Items from a figure collection
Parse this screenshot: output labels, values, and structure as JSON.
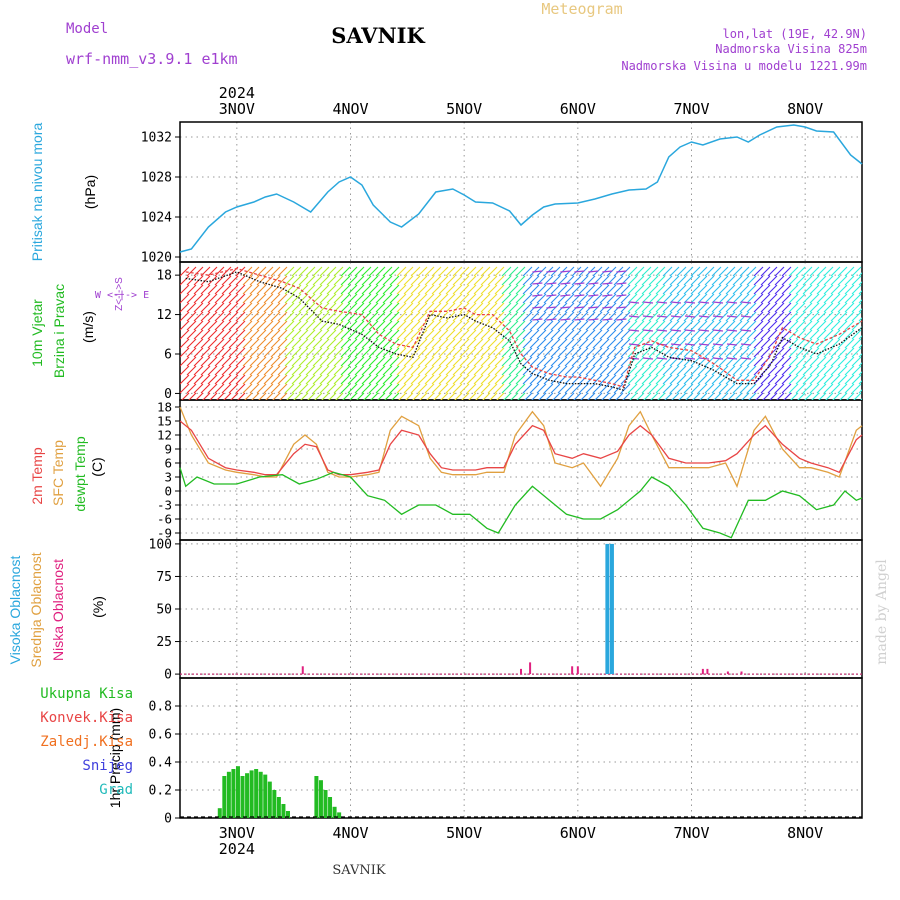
{
  "header": {
    "model_label": "Model",
    "model_name": "wrf-nmm_v3.9.1 e1km",
    "station": "SAVNIK",
    "title": "Meteogram",
    "lonlat": "lon,lat (19E, 42.9N)",
    "elev_real": "Nadmorska Visina 825m",
    "elev_model": "Nadmorska Visina u modelu 1221.99m",
    "watermark": "made by Angel",
    "footer_station": "SAVNIK"
  },
  "time_axis": {
    "days": [
      "3NOV",
      "4NOV",
      "5NOV",
      "6NOV",
      "7NOV",
      "8NOV"
    ],
    "year": "2024",
    "range_days": [
      2.5,
      8.5
    ]
  },
  "colors": {
    "pressure": "#2aa7dd",
    "temp2m": "#e84545",
    "sfc": "#e0a040",
    "dew": "#22bb22",
    "wind_label": "#22bb22",
    "wind_purple": "#a040d0",
    "high_cloud": "#2aa7dd",
    "mid_cloud": "#e0a040",
    "low_cloud": "#e0207f",
    "precip": "#22bb22",
    "header_purple": "#a040d0",
    "meteogram": "#e8c880"
  },
  "panels": {
    "pressure": {
      "label": "Pritisak na nivou mora",
      "unit": "(hPa)",
      "ticks": [
        1020,
        1024,
        1028,
        1032
      ]
    },
    "wind": {
      "label1": "10m Vjetar",
      "label2": "Brzina i Pravac",
      "unit": "(m/s)",
      "ticks": [
        0,
        6,
        12,
        18
      ],
      "compass_ns": "Z<-|->S",
      "compass_we": "W <-|-> E"
    },
    "temp": {
      "label1": "2m Temp",
      "label2": "SFC Temp",
      "label3": "dewpt Temp",
      "unit": "(C)",
      "ticks": [
        -9,
        -6,
        -3,
        0,
        3,
        6,
        9,
        12,
        15,
        18
      ]
    },
    "cloud": {
      "label1": "Visoka Oblacnost",
      "label2": "Srednja Oblacnost",
      "label3": "Niska Oblacnost",
      "unit": "(%)",
      "ticks": [
        0,
        25,
        50,
        75,
        100
      ]
    },
    "precip": {
      "legend": [
        "Ukupna Kisa",
        "Konvek.Kisa",
        "Zaledj.Kisa",
        "Snijeg",
        "Grad"
      ],
      "axis_label": "1hr Precip (mm)",
      "ticks": [
        "0",
        "0.2",
        "0.4",
        "0.6",
        "0.8"
      ]
    }
  },
  "chart_data": [
    {
      "type": "line",
      "title": "Pritisak na nivou mora",
      "ylabel": "(hPa)",
      "ylim": [
        1019.5,
        1033.5
      ],
      "x_unit": "day of November 2024",
      "series": [
        {
          "name": "Pritisak na nivou mora",
          "x": [
            2.5,
            2.6,
            2.75,
            2.9,
            3.0,
            3.15,
            3.25,
            3.35,
            3.5,
            3.65,
            3.8,
            3.9,
            4.0,
            4.1,
            4.2,
            4.35,
            4.45,
            4.6,
            4.75,
            4.9,
            5.0,
            5.1,
            5.25,
            5.4,
            5.5,
            5.6,
            5.7,
            5.8,
            6.0,
            6.15,
            6.3,
            6.45,
            6.6,
            6.7,
            6.8,
            6.9,
            7.0,
            7.1,
            7.25,
            7.4,
            7.5,
            7.6,
            7.75,
            7.9,
            8.0,
            8.1,
            8.25,
            8.4,
            8.5
          ],
          "values": [
            1020.5,
            1020.8,
            1023.0,
            1024.5,
            1025.0,
            1025.5,
            1026.0,
            1026.3,
            1025.5,
            1024.5,
            1026.5,
            1027.5,
            1028.0,
            1027.2,
            1025.2,
            1023.5,
            1023.0,
            1024.3,
            1026.5,
            1026.8,
            1026.2,
            1025.5,
            1025.4,
            1024.6,
            1023.2,
            1024.2,
            1025.0,
            1025.3,
            1025.4,
            1025.8,
            1026.3,
            1026.7,
            1026.8,
            1027.5,
            1030.0,
            1031.0,
            1031.5,
            1031.2,
            1031.8,
            1032.0,
            1031.5,
            1032.2,
            1033.0,
            1033.2,
            1033.0,
            1032.6,
            1032.5,
            1030.2,
            1029.3
          ]
        }
      ]
    },
    {
      "type": "line",
      "title": "10m Vjetar Brzina i Pravac",
      "ylabel": "(m/s)",
      "ylim": [
        -1,
        20
      ],
      "x_unit": "day of November 2024",
      "series": [
        {
          "name": "wind speed",
          "x": [
            2.55,
            2.75,
            3.0,
            3.2,
            3.4,
            3.55,
            3.75,
            3.9,
            4.1,
            4.25,
            4.4,
            4.55,
            4.7,
            4.85,
            5.0,
            5.1,
            5.25,
            5.4,
            5.5,
            5.6,
            5.75,
            5.9,
            6.0,
            6.15,
            6.3,
            6.4,
            6.5,
            6.65,
            6.8,
            7.0,
            7.2,
            7.4,
            7.55,
            7.7,
            7.8,
            7.95,
            8.1,
            8.3,
            8.5
          ],
          "values": [
            17.5,
            17.0,
            18.5,
            17.0,
            16.0,
            14.5,
            11.0,
            10.5,
            9.0,
            7.0,
            6.0,
            5.5,
            12.0,
            11.5,
            12.0,
            11.0,
            10.0,
            8.0,
            4.5,
            3.0,
            2.0,
            1.5,
            1.5,
            1.5,
            1.0,
            0.5,
            6.0,
            7.0,
            5.5,
            5.0,
            3.5,
            1.5,
            1.5,
            4.5,
            8.5,
            7.0,
            6.0,
            7.5,
            10.0
          ]
        },
        {
          "name": "wind gust",
          "x": [
            2.55,
            2.75,
            3.0,
            3.2,
            3.4,
            3.55,
            3.75,
            3.9,
            4.1,
            4.25,
            4.4,
            4.55,
            4.7,
            4.85,
            5.0,
            5.1,
            5.25,
            5.4,
            5.5,
            5.6,
            5.75,
            5.9,
            6.0,
            6.15,
            6.3,
            6.4,
            6.5,
            6.65,
            6.8,
            7.0,
            7.2,
            7.4,
            7.55,
            7.7,
            7.8,
            7.95,
            8.1,
            8.3,
            8.5
          ],
          "values": [
            18.5,
            18.0,
            19.0,
            18.0,
            17.0,
            16.0,
            13.0,
            12.5,
            12.0,
            9.0,
            7.5,
            7.0,
            12.5,
            12.5,
            13.0,
            12.0,
            12.0,
            9.5,
            6.0,
            4.0,
            3.0,
            2.5,
            2.5,
            2.0,
            1.5,
            1.0,
            7.0,
            8.0,
            7.0,
            6.5,
            4.5,
            2.0,
            2.0,
            6.0,
            10.0,
            8.5,
            7.5,
            9.0,
            11.0
          ]
        }
      ]
    },
    {
      "type": "line",
      "title": "2m Temp / SFC Temp / dewpt Temp",
      "ylabel": "(C)",
      "ylim": [
        -10.5,
        19.5
      ],
      "x_unit": "day of November 2024",
      "series": [
        {
          "name": "2m Temp",
          "x": [
            2.5,
            2.6,
            2.75,
            2.9,
            3.0,
            3.15,
            3.25,
            3.35,
            3.5,
            3.6,
            3.7,
            3.8,
            3.9,
            4.0,
            4.15,
            4.25,
            4.35,
            4.45,
            4.6,
            4.7,
            4.8,
            4.9,
            5.0,
            5.1,
            5.2,
            5.35,
            5.45,
            5.6,
            5.7,
            5.8,
            5.95,
            6.05,
            6.2,
            6.35,
            6.45,
            6.55,
            6.65,
            6.8,
            6.95,
            7.05,
            7.15,
            7.3,
            7.4,
            7.55,
            7.65,
            7.8,
            7.95,
            8.05,
            8.2,
            8.3,
            8.45,
            8.5
          ],
          "values": [
            15,
            13,
            7,
            5,
            4.5,
            4,
            3.5,
            3.5,
            8,
            10,
            9.5,
            4.5,
            3.5,
            3.5,
            4,
            4.5,
            10,
            13,
            12,
            8,
            5,
            4.5,
            4.5,
            4.5,
            5,
            5,
            10,
            14,
            13,
            8,
            7,
            8,
            7,
            8.5,
            12,
            14,
            12,
            7,
            6,
            6,
            6,
            6.5,
            8,
            12,
            14,
            10,
            7,
            6,
            5,
            4,
            11,
            12
          ]
        },
        {
          "name": "SFC Temp",
          "x": [
            2.5,
            2.6,
            2.75,
            2.9,
            3.0,
            3.15,
            3.25,
            3.35,
            3.5,
            3.6,
            3.7,
            3.8,
            3.9,
            4.0,
            4.15,
            4.25,
            4.35,
            4.45,
            4.6,
            4.7,
            4.8,
            4.9,
            5.0,
            5.1,
            5.2,
            5.35,
            5.45,
            5.6,
            5.7,
            5.8,
            5.95,
            6.05,
            6.2,
            6.35,
            6.45,
            6.55,
            6.65,
            6.8,
            6.95,
            7.05,
            7.15,
            7.3,
            7.4,
            7.55,
            7.65,
            7.8,
            7.95,
            8.05,
            8.2,
            8.3,
            8.45,
            8.5
          ],
          "values": [
            18,
            12,
            6,
            4.5,
            4,
            3.5,
            3,
            3,
            10,
            12,
            10,
            4,
            3,
            3,
            3.5,
            4,
            13,
            16,
            14,
            7,
            4,
            3.5,
            3.5,
            3.5,
            4,
            4,
            12,
            17,
            14,
            6,
            5,
            6,
            1,
            7,
            14,
            17,
            12,
            5,
            5,
            5,
            5,
            6,
            1,
            13,
            16,
            9,
            5,
            5,
            4,
            3,
            13,
            14
          ]
        },
        {
          "name": "dewpt Temp",
          "x": [
            2.5,
            2.55,
            2.65,
            2.8,
            3.0,
            3.2,
            3.4,
            3.55,
            3.7,
            3.85,
            4.0,
            4.15,
            4.3,
            4.45,
            4.6,
            4.75,
            4.9,
            5.05,
            5.2,
            5.3,
            5.45,
            5.6,
            5.75,
            5.9,
            6.05,
            6.2,
            6.35,
            6.55,
            6.65,
            6.8,
            6.95,
            7.1,
            7.25,
            7.35,
            7.5,
            7.65,
            7.8,
            7.95,
            8.1,
            8.25,
            8.35,
            8.45,
            8.5
          ],
          "values": [
            5,
            1,
            3,
            1.5,
            1.5,
            3,
            3.5,
            1.5,
            2.5,
            4,
            3,
            -1,
            -2,
            -5,
            -3,
            -3,
            -5,
            -5,
            -8,
            -9,
            -3,
            1,
            -2,
            -5,
            -6,
            -6,
            -4,
            0,
            3,
            1,
            -3,
            -8,
            -9,
            -10,
            -2,
            -2,
            0,
            -1,
            -4,
            -3,
            0,
            -2,
            -1.5
          ]
        }
      ]
    },
    {
      "type": "bar",
      "title": "Visoka / Srednja / Niska Oblacnost",
      "ylabel": "(%)",
      "ylim": [
        -3,
        103
      ],
      "x_unit": "day of November 2024",
      "series": [
        {
          "name": "Visoka Oblacnost",
          "x": [
            6.26,
            6.3
          ],
          "values": [
            100,
            100
          ]
        },
        {
          "name": "Niska Oblacnost",
          "x": [
            3.58,
            5.5,
            5.58,
            5.95,
            6.0,
            7.1,
            7.14,
            7.32,
            7.44
          ],
          "values": [
            6,
            4,
            9,
            6,
            6,
            4,
            4,
            2,
            2
          ]
        }
      ]
    },
    {
      "type": "bar",
      "title": "1hr Precip",
      "ylabel": "1hr Precip (mm)",
      "ylim": [
        0,
        1.0
      ],
      "x_unit": "day of November 2024",
      "series": [
        {
          "name": "Ukupna Kisa",
          "x": [
            2.85,
            2.89,
            2.93,
            2.97,
            3.01,
            3.05,
            3.09,
            3.13,
            3.17,
            3.21,
            3.25,
            3.29,
            3.33,
            3.37,
            3.41,
            3.45,
            3.7,
            3.74,
            3.78,
            3.82,
            3.86,
            3.9
          ],
          "values": [
            0.07,
            0.3,
            0.33,
            0.35,
            0.37,
            0.3,
            0.32,
            0.34,
            0.35,
            0.33,
            0.31,
            0.26,
            0.2,
            0.15,
            0.1,
            0.05,
            0.3,
            0.27,
            0.2,
            0.15,
            0.08,
            0.04
          ]
        }
      ]
    }
  ]
}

- [REQUIRED TASK] Extract each line from the entries above that contains the string "Visina".

- [SOLUTION]
    "elev_real": "Nadmorska Visina 825m",
    "elev_model": "Nadmorska Visina u modelu 1221.99m",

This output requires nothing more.